Aim of the exercise
Read the listing and extract each line that includes the word "Date".

Stored records
━━━

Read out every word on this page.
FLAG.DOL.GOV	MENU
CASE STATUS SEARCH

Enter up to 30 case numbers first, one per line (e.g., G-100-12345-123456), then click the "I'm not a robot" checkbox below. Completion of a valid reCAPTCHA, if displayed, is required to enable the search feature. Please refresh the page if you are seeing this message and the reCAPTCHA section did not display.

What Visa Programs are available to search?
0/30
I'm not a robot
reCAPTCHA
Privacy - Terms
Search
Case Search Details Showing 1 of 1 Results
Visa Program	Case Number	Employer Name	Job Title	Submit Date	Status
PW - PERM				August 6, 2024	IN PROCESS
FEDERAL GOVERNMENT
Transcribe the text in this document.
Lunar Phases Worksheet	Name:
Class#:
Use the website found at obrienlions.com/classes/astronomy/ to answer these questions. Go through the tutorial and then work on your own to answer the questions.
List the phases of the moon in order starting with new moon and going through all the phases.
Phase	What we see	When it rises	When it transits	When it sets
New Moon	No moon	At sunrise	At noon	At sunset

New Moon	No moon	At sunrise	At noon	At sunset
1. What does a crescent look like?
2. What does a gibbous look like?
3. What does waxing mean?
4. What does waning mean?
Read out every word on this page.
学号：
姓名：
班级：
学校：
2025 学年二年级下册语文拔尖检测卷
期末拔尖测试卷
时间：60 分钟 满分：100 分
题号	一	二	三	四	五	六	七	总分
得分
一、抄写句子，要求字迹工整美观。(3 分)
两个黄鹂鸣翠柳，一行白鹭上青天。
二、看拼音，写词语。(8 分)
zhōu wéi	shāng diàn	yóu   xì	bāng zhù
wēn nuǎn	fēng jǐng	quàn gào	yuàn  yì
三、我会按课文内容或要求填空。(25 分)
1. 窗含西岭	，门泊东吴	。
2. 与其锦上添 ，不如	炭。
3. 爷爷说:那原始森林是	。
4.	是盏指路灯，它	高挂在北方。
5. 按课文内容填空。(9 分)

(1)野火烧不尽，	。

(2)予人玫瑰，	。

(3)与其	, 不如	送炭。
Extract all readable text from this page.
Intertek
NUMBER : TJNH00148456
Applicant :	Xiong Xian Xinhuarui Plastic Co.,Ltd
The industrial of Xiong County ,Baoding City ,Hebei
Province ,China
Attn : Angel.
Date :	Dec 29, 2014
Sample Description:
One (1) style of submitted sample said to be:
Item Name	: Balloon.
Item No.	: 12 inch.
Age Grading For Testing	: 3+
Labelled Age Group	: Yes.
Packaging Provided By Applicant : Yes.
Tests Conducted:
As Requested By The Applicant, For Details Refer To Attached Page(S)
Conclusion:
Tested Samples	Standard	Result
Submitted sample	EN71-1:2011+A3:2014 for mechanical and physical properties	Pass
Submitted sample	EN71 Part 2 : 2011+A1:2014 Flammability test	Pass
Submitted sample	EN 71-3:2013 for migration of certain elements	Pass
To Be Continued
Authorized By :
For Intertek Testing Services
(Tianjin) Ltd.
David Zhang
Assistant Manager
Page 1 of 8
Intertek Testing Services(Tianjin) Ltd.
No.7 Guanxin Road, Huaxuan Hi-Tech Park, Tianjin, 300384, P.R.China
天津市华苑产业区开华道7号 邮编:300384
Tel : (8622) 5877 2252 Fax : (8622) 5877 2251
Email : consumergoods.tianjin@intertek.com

━━━

Answer to this task
Visa Program	Case Number	Employer Name	Job Title	Submit Date	Status
Date :	Dec 29, 2014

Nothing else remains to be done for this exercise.